▸ **Stated exercise**: Each line of the material below that holds the word "much" needs to be copied.

--- Begin Stored data ---

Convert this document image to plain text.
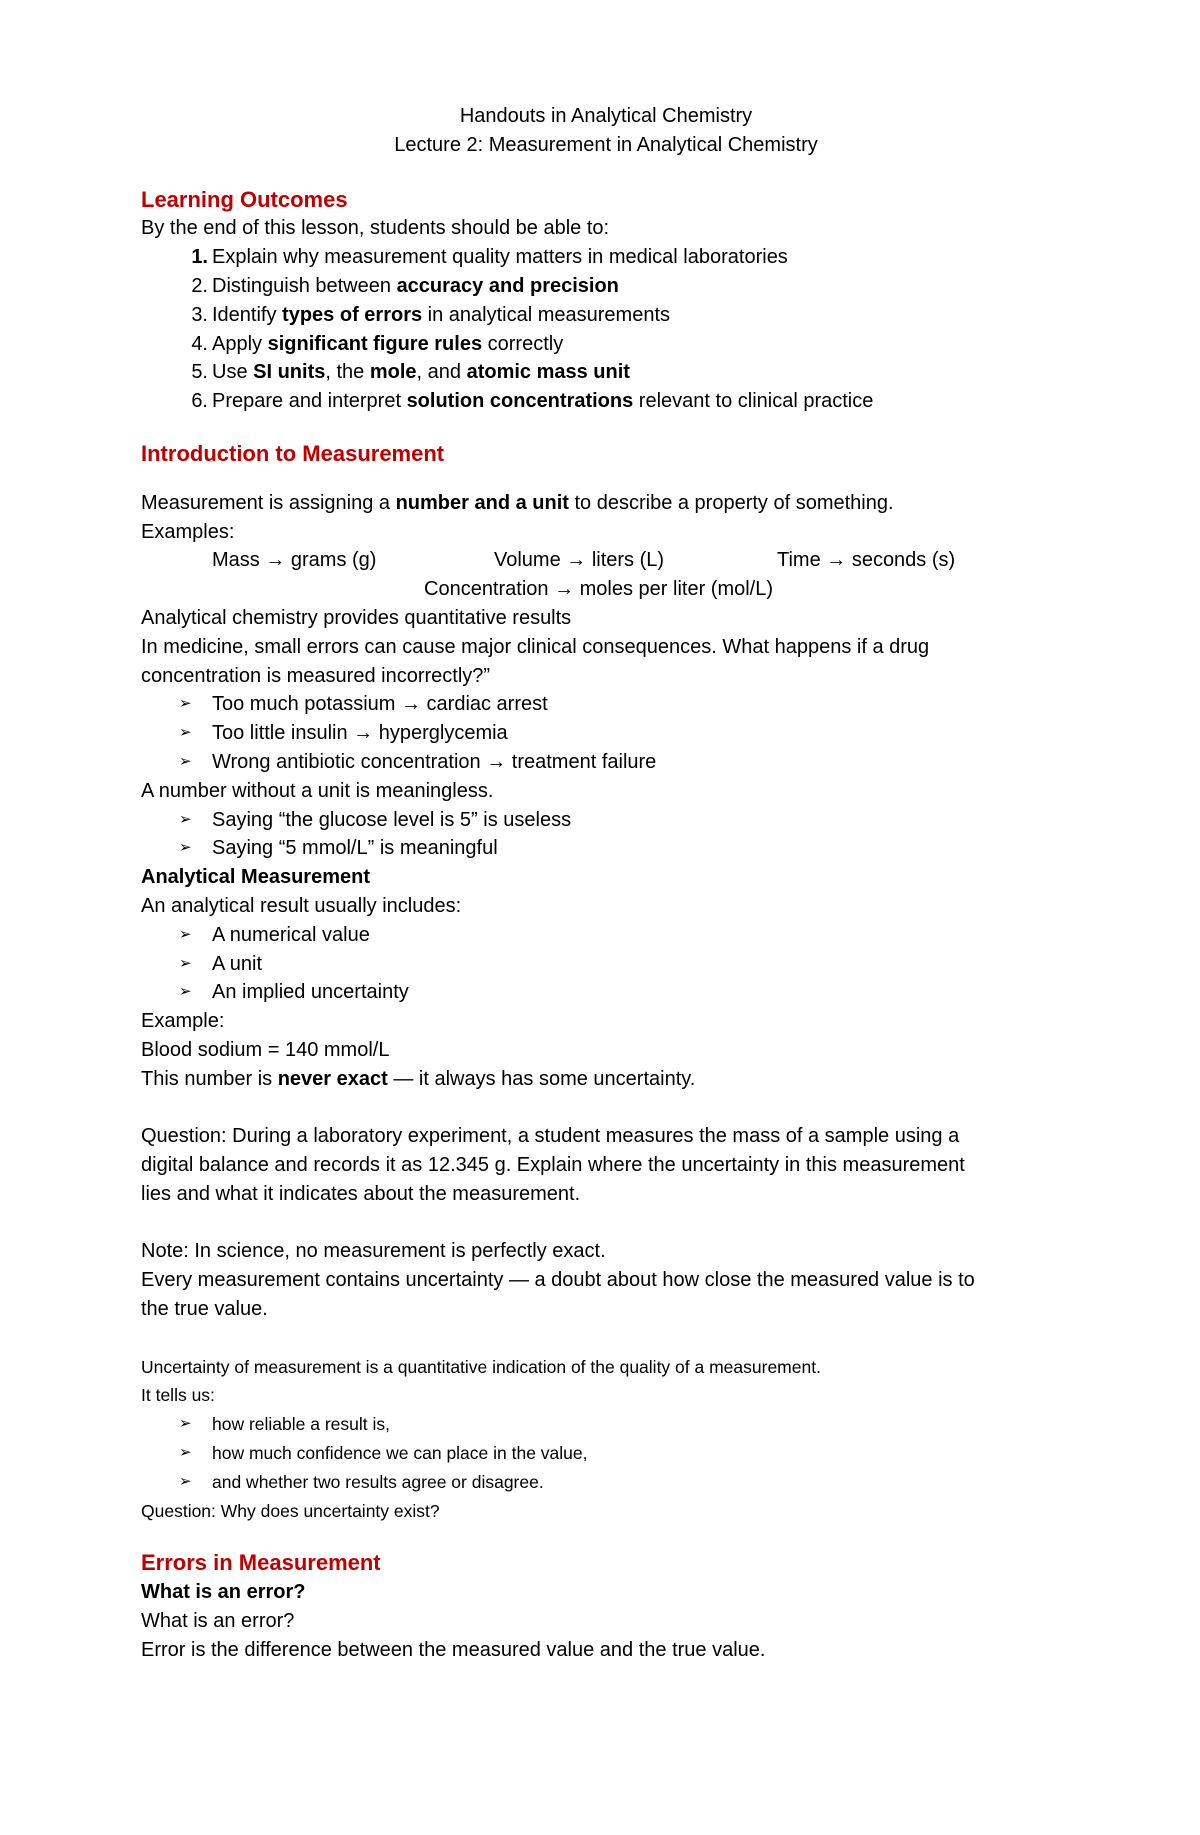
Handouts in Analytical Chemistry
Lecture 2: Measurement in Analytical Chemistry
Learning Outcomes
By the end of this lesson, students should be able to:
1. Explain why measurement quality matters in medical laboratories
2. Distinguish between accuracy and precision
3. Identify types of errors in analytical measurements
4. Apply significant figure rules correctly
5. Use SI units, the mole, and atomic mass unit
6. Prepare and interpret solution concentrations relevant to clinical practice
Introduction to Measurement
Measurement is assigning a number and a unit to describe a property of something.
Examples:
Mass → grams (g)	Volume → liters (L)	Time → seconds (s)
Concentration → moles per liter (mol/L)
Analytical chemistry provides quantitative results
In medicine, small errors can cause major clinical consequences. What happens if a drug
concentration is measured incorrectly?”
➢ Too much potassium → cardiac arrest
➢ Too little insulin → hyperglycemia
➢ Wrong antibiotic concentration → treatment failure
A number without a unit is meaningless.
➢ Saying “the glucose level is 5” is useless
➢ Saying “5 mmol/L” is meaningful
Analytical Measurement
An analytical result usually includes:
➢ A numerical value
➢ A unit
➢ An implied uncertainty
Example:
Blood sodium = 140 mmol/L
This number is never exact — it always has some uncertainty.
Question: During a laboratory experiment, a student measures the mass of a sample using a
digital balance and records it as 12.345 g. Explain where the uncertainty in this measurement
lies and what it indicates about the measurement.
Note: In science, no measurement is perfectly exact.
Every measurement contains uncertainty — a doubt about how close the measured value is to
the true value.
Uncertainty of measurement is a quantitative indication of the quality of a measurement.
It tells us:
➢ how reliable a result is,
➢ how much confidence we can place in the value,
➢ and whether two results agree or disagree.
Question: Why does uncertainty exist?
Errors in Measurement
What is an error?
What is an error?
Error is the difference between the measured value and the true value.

--- End Stored data ---
--- Begin Stored data ---

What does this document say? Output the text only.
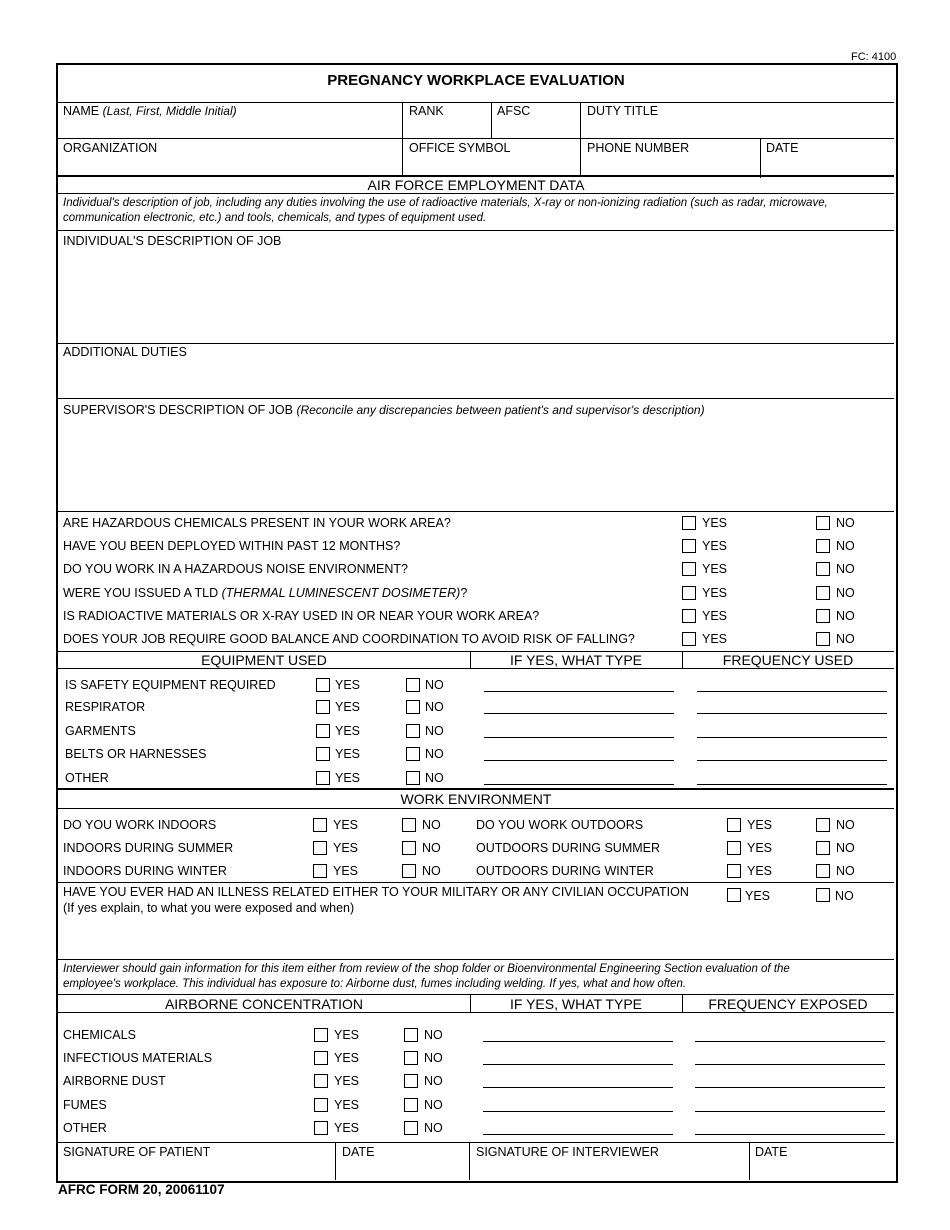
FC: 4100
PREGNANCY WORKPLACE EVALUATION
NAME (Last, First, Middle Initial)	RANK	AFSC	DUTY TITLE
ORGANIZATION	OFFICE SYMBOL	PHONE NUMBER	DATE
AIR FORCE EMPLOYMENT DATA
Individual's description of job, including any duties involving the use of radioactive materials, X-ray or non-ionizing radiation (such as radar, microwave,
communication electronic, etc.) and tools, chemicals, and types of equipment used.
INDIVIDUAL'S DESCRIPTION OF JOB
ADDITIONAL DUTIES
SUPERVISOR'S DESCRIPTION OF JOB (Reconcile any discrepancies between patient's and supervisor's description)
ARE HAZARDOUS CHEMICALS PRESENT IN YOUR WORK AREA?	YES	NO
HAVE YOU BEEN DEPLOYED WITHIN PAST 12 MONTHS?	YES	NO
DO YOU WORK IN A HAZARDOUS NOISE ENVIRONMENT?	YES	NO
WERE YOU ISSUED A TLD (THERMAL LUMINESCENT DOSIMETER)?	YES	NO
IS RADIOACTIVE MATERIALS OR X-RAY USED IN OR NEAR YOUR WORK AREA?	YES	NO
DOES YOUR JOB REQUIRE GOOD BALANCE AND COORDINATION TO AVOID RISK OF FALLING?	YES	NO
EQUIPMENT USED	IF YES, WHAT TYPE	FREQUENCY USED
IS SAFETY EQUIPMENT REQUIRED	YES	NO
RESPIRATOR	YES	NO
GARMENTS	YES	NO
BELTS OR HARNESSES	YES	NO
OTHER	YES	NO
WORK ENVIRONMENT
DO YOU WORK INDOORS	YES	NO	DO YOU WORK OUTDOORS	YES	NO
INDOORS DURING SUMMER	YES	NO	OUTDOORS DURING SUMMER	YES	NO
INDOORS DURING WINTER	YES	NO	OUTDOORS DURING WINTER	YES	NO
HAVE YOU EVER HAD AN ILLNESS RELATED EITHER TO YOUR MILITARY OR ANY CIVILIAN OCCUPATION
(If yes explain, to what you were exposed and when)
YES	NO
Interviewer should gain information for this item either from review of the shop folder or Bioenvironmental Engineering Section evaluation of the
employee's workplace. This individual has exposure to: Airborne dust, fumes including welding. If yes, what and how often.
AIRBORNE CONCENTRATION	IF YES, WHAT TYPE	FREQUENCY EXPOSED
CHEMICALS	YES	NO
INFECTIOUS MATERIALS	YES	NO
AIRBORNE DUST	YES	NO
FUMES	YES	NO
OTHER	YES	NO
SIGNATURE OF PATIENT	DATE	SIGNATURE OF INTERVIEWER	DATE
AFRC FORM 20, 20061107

--- End Stored data ---

▸ **Exercise result**:
➢ Too much potassium → cardiac arrest
➢ how much confidence we can place in the value,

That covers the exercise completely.